Instructions for the task:
Leave out the pictures and copy everything else in the entries exactly.

::: Entries supplied

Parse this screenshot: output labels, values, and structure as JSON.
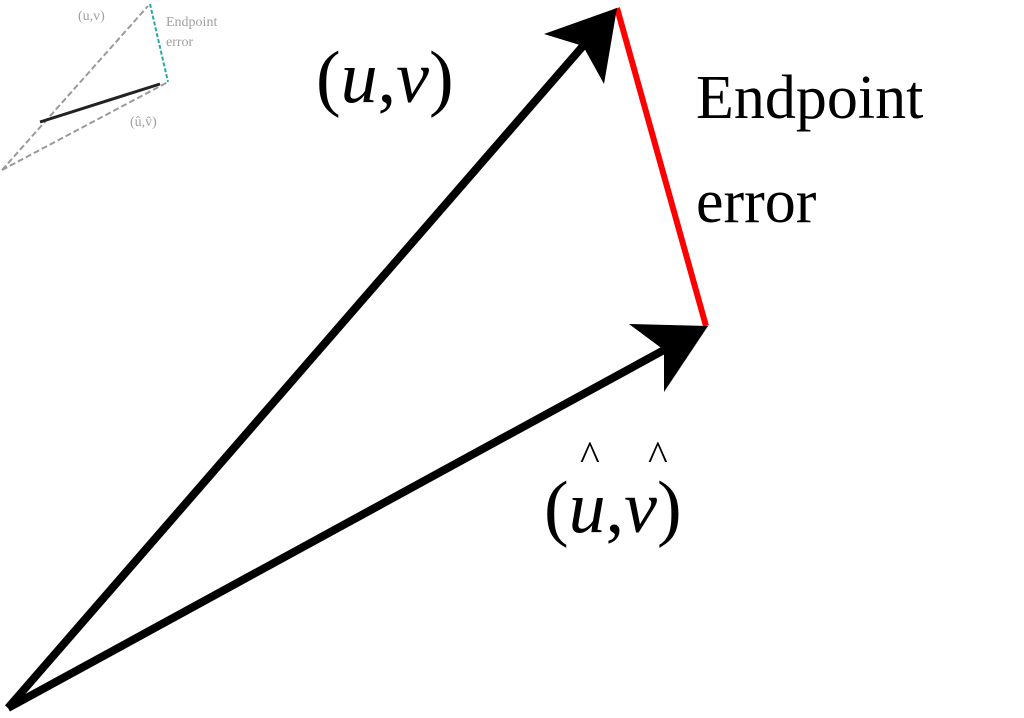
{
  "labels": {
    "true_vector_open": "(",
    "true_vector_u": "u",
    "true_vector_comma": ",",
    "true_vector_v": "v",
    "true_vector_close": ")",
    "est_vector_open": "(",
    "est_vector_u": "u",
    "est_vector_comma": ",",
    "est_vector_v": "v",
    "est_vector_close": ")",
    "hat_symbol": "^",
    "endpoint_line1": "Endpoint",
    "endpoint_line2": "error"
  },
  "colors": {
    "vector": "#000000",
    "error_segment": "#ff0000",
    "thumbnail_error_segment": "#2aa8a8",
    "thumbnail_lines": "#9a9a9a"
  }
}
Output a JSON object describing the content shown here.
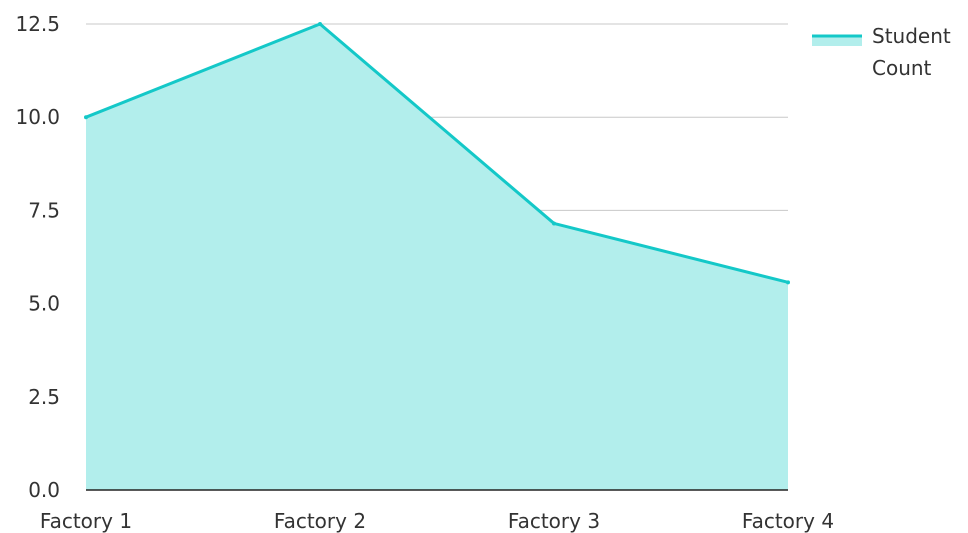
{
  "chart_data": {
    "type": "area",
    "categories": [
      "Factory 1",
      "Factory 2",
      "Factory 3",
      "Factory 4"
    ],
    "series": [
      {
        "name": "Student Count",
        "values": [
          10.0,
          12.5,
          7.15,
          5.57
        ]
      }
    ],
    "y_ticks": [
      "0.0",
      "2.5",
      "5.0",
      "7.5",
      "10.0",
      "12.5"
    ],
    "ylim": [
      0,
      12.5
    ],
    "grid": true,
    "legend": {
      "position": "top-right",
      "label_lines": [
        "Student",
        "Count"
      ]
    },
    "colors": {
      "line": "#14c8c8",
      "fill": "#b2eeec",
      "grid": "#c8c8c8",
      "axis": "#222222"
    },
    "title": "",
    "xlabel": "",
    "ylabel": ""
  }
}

::::::

Written response:
Parse this screenshot: output labels, values, and structure as JSON.
{
  "labels": {
    "true_vector_open": "(",
    "true_vector_u": "u",
    "true_vector_comma": ",",
    "true_vector_v": "v",
    "true_vector_close": ")",
    "est_vector_open": "(",
    "est_vector_u": "u",
    "est_vector_comma": ",",
    "est_vector_v": "v",
    "est_vector_close": ")",
    "hat_symbol": "^",
    "endpoint_line1": "Endpoint",
    "endpoint_line2": "error"
  },
  "colors": {
    "vector": "#000000",
    "error_segment": "#ff0000",
    "thumbnail_error_segment": "#2aa8a8",
    "thumbnail_lines": "#9a9a9a"
  }
}
Output a JSON object describing the content shown here.
{
  "chart_data": {
    "type": "area",
    "categories": [
      "Factory 1",
      "Factory 2",
      "Factory 3",
      "Factory 4"
    ],
    "series": [
      {
        "name": "Student Count",
        "values": [
          10.0,
          12.5,
          7.15,
          5.57
        ]
      }
    ],
    "y_ticks": [
      "0.0",
      "2.5",
      "5.0",
      "7.5",
      "10.0",
      "12.5"
    ],
    "ylim": [
      0,
      12.5
    ],
    "grid": true,
    "legend": {
      "position": "top-right",
      "label_lines": [
        "Student",
        "Count"
      ]
    },
    "colors": {
      "line": "#14c8c8",
      "fill": "#b2eeec",
      "grid": "#c8c8c8",
      "axis": "#222222"
    },
    "title": "",
    "xlabel": "",
    "ylabel": ""
  }
}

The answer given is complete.